What to do: Your task is to copy the listing exactly, with the pictures left out.

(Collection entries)
====

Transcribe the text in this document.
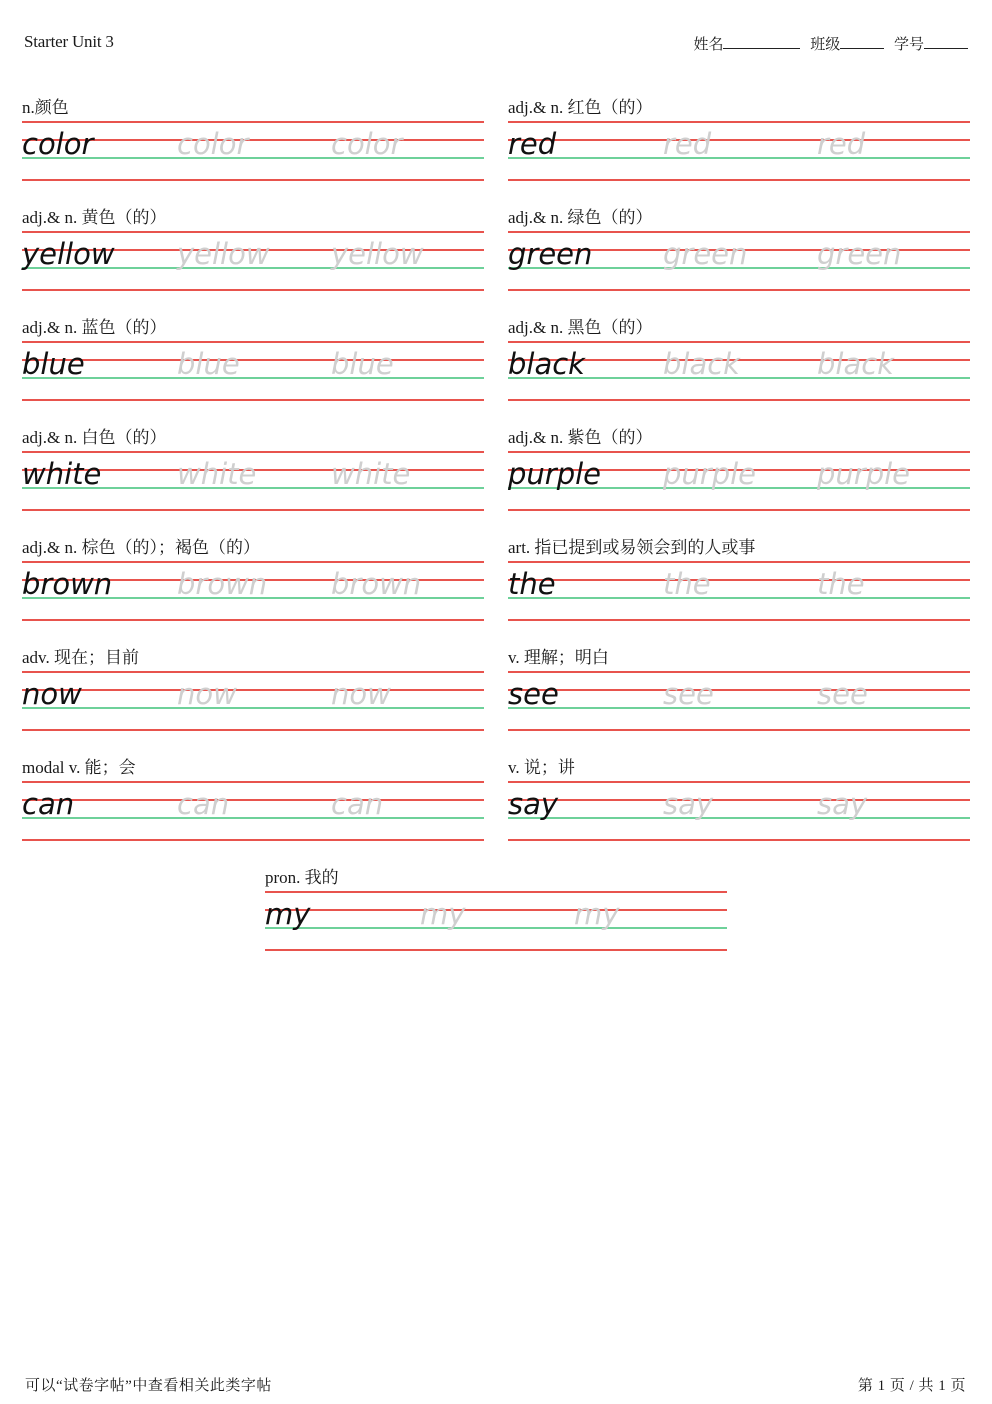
Starter Unit 3	姓名	班级	学号
n.颜色
color	color	color
adj.& n. 红色（的）
red	red	red
adj.& n. 黄色（的）
yellow	yellow	yellow
adj.& n. 绿色（的）
green	green	green
adj.& n. 蓝色（的）
blue	blue	blue
adj.& n. 黑色（的）
black	black	black
adj.& n. 白色（的）
white	white	white
adj.& n. 紫色（的）
purple	purple	purple
adj.& n. 棕色（的）；褐色（的）
brown	brown	brown
art. 指已提到或易领会到的人或事
the	the	the
adv. 现在；目前
now	now	now
v. 理解；明白
see	see	see
modal v. 能；会
can	can	can
v. 说；讲
say	say	say
pron. 我的
my	my	my
可以“试卷字帖”中查看相关此类字帖	第 1 页 / 共 1 页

====

Correct answer:
Transcribe the text in this document.
Starter Unit 3	姓名	班级	学号
n.颜色
color	color	color
adj.& n. 红色（的）
red	red	red
adj.& n. 黄色（的）
yellow	yellow	yellow
adj.& n. 绿色（的）
green	green	green
adj.& n. 蓝色（的）
blue	blue	blue
adj.& n. 黑色（的）
black	black	black
adj.& n. 白色（的）
white	white	white
adj.& n. 紫色（的）
purple	purple	purple
adj.& n. 棕色（的）；褐色（的）
brown	brown	brown
art. 指已提到或易领会到的人或事
the	the	the
adv. 现在；目前
now	now	now
v. 理解；明白
see	see	see
modal v. 能；会
can	can	can
v. 说；讲
say	say	say
pron. 我的
my	my	my
可以“试卷字帖”中查看相关此类字帖	第 1 页 / 共 1 页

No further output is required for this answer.